WORK TO DO | List all lines of the data that include the string "name".

INFORMATION GIVEN |
┌────────
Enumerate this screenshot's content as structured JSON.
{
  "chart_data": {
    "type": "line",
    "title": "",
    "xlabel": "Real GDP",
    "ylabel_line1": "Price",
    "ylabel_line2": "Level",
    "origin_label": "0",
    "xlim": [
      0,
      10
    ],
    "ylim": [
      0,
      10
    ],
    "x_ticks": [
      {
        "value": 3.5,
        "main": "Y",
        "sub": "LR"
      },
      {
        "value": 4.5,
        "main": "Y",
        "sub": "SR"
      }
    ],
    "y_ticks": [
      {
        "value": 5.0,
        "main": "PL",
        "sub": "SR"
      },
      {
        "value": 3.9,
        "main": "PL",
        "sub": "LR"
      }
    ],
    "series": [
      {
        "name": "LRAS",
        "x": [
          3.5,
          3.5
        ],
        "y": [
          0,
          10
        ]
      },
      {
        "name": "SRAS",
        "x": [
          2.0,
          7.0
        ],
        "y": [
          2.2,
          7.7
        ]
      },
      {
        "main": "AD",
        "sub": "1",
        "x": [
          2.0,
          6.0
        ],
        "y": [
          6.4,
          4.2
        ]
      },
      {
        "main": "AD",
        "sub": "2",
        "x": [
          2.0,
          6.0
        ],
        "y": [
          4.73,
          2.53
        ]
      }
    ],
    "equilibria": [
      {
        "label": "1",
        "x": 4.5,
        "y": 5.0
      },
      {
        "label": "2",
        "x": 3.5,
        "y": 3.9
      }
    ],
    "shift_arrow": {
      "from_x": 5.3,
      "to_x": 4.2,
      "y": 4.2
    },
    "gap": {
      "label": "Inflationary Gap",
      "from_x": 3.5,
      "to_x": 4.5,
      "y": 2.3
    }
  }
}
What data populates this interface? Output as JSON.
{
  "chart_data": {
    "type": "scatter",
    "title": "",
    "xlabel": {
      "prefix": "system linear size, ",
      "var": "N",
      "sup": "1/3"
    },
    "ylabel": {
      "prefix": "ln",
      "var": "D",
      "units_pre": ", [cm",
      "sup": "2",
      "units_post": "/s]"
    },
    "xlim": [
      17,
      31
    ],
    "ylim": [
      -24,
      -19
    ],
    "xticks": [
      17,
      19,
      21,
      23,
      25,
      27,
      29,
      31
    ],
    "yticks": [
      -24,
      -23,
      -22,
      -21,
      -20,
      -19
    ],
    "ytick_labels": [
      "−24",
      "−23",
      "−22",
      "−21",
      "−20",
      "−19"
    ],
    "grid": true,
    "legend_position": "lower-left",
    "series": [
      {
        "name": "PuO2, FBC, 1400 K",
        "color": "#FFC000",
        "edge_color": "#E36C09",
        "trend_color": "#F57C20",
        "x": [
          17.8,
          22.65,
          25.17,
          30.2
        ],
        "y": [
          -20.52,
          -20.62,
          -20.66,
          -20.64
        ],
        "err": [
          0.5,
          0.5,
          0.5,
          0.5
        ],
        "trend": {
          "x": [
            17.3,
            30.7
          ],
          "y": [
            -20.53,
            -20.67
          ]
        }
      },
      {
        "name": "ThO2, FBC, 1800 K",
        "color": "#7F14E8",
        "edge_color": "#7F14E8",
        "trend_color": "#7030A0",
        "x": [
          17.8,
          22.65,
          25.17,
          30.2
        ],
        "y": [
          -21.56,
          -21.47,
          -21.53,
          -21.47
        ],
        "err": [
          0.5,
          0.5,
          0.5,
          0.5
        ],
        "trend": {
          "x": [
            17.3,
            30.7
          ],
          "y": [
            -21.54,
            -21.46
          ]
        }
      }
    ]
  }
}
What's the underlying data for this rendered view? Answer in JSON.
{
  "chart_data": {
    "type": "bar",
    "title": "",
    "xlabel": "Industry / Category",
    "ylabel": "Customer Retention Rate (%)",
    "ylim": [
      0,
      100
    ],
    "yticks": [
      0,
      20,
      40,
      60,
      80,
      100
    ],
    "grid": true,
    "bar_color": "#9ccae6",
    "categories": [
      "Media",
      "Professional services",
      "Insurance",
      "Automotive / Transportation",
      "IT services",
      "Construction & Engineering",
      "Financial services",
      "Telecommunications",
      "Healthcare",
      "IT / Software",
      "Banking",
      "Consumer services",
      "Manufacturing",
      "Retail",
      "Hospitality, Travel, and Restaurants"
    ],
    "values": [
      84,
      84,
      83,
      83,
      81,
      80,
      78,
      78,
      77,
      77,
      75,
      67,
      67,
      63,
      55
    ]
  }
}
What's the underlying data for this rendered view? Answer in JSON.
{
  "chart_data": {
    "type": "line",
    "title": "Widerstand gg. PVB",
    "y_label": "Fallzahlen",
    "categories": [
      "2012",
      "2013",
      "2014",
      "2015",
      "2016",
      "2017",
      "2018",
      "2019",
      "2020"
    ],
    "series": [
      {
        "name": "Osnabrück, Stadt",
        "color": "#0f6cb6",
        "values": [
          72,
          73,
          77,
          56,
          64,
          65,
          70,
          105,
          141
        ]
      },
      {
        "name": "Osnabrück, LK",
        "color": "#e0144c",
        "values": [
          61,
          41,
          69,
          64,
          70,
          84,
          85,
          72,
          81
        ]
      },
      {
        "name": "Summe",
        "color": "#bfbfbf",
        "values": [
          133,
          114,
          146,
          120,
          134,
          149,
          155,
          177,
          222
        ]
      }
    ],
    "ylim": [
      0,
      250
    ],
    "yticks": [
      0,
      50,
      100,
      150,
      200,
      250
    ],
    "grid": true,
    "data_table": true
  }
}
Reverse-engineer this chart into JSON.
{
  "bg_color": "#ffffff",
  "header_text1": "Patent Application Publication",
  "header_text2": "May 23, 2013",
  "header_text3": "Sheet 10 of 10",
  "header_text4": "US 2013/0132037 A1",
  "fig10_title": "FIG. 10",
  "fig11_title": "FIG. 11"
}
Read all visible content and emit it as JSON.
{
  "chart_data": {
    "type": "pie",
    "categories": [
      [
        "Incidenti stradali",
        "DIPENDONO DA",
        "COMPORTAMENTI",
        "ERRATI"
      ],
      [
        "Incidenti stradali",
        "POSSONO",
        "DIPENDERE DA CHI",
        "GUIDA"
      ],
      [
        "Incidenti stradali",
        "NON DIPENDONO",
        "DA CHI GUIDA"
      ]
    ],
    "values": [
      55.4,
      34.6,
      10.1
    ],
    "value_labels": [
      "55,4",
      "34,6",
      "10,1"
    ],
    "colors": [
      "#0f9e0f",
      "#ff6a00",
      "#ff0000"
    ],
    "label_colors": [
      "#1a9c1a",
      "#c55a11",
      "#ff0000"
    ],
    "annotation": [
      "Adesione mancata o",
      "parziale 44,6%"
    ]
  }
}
└────────
WRITTEN RESPONSE |
        "name": "LRAS",
        "name": "SRAS",
        "name": "PuO2, FBC, 1400 K",
        "name": "ThO2, FBC, 1800 K",
        "name": "Osnabrück, Stadt",
        "name": "Osnabrück, LK",
        "name": "Summe",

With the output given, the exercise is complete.